Work order: Where the string "from" occurs in the material below, report the whole line.

++++++

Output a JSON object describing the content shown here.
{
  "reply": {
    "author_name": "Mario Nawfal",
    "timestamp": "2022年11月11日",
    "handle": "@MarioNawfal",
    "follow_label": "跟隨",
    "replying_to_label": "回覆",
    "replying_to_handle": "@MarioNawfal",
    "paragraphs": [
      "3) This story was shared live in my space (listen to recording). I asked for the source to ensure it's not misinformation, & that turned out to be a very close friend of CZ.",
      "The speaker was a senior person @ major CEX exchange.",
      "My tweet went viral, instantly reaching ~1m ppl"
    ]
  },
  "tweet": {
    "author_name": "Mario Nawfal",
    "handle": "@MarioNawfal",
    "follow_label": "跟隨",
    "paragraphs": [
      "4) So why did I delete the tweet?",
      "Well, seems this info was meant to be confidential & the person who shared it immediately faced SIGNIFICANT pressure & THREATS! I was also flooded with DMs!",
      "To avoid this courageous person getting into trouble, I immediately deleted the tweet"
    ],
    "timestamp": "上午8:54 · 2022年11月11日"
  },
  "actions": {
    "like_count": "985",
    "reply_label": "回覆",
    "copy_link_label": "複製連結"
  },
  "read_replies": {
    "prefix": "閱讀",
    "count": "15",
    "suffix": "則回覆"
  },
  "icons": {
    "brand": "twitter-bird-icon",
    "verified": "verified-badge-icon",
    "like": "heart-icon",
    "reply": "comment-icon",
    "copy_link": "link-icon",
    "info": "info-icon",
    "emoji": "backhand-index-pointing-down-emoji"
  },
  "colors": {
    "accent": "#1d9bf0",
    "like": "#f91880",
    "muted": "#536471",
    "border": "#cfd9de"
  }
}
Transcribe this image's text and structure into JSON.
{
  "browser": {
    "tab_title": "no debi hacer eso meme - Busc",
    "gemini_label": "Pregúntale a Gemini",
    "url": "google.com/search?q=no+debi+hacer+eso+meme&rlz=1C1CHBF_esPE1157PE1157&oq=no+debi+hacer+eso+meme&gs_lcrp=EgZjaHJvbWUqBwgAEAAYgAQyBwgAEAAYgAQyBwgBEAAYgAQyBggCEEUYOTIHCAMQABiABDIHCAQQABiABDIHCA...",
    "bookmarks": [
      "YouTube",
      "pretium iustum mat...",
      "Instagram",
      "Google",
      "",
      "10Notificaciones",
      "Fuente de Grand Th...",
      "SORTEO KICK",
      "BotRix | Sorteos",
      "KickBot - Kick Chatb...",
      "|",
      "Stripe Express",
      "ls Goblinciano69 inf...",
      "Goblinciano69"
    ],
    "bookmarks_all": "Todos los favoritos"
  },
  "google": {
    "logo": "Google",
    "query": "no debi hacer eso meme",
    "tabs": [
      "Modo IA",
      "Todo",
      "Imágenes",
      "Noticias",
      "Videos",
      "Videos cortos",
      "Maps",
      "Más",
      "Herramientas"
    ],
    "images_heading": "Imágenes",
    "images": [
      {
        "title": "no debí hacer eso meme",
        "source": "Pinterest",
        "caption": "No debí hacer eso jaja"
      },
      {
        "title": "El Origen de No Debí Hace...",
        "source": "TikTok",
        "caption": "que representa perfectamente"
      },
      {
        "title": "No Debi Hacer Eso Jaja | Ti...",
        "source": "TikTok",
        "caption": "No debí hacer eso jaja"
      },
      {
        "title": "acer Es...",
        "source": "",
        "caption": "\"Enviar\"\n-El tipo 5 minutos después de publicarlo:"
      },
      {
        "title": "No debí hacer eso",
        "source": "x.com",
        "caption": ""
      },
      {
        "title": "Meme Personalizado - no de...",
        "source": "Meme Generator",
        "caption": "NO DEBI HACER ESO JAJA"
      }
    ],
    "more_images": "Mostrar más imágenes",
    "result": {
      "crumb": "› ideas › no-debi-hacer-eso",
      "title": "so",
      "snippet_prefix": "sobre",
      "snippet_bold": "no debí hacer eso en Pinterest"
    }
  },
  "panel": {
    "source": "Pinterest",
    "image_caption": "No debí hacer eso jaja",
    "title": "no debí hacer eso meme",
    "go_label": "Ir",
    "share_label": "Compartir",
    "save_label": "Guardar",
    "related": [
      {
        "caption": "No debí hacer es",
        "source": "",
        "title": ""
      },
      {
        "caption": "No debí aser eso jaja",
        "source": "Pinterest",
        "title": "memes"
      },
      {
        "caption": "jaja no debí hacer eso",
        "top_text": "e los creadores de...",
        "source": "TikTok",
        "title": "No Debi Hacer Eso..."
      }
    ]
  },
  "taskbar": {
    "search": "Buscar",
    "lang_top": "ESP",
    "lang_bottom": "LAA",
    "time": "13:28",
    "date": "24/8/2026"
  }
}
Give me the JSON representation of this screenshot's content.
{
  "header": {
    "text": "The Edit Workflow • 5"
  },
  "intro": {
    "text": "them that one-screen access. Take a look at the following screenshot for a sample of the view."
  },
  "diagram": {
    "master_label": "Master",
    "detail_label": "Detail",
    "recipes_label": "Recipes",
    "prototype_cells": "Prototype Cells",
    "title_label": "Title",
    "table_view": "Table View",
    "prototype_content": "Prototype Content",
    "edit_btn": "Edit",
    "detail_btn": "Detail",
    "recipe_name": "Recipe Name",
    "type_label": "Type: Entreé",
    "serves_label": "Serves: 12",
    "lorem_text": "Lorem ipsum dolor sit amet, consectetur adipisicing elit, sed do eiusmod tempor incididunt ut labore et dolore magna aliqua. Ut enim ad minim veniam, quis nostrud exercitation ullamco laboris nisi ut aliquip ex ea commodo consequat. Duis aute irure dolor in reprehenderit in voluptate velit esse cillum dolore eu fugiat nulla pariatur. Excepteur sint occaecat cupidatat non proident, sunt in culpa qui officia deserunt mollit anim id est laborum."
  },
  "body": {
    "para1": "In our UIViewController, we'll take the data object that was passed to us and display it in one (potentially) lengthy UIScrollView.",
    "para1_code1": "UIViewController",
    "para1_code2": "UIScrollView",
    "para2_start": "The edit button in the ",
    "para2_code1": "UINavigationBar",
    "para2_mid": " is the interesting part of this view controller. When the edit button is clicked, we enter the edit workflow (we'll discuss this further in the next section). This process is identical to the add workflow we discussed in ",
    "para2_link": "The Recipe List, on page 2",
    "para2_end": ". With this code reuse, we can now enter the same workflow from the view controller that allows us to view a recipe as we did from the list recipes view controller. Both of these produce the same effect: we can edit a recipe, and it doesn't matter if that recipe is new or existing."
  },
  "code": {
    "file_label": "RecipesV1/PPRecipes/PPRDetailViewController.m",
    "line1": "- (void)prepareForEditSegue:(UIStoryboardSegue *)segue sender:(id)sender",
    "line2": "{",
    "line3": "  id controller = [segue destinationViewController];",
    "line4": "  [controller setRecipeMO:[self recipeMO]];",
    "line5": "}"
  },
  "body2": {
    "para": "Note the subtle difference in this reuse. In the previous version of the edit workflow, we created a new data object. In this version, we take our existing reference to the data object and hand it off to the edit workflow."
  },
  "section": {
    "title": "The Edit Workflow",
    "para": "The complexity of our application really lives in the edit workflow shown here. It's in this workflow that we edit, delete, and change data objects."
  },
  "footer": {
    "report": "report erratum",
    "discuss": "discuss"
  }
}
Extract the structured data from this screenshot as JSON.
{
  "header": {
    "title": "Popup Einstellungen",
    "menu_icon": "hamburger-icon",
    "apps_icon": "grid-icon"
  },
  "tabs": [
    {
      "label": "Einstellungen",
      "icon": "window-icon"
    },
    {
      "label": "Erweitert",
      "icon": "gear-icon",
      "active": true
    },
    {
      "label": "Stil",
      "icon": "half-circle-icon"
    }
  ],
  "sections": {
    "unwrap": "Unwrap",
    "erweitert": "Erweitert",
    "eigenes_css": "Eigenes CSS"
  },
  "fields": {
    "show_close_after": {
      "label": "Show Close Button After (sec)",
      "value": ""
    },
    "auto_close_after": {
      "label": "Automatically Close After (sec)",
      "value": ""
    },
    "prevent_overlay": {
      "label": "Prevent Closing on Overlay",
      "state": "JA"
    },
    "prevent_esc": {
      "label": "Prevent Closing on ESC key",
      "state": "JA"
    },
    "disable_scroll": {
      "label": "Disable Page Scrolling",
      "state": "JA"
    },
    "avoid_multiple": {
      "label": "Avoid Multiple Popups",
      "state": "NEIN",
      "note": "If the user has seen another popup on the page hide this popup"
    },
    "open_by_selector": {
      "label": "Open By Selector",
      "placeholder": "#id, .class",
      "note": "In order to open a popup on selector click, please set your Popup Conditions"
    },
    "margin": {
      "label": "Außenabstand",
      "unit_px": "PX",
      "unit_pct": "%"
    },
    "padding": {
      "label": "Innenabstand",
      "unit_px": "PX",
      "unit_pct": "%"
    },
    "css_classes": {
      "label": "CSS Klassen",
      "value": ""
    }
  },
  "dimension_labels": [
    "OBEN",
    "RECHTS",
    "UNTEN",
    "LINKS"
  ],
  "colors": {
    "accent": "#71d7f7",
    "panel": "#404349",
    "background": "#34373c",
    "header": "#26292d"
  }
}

++++++

Solution to the exercise:
    "para2_end": ". With this code reuse, we can now enter the same workflow from the view controller that allows us to view a recipe as we did from the list recipes view controller. Both of these produce the same effect: we can edit a recipe, and it doesn't matter if that recipe is new or existing."
Extract the structured data from this screenshot as JSON.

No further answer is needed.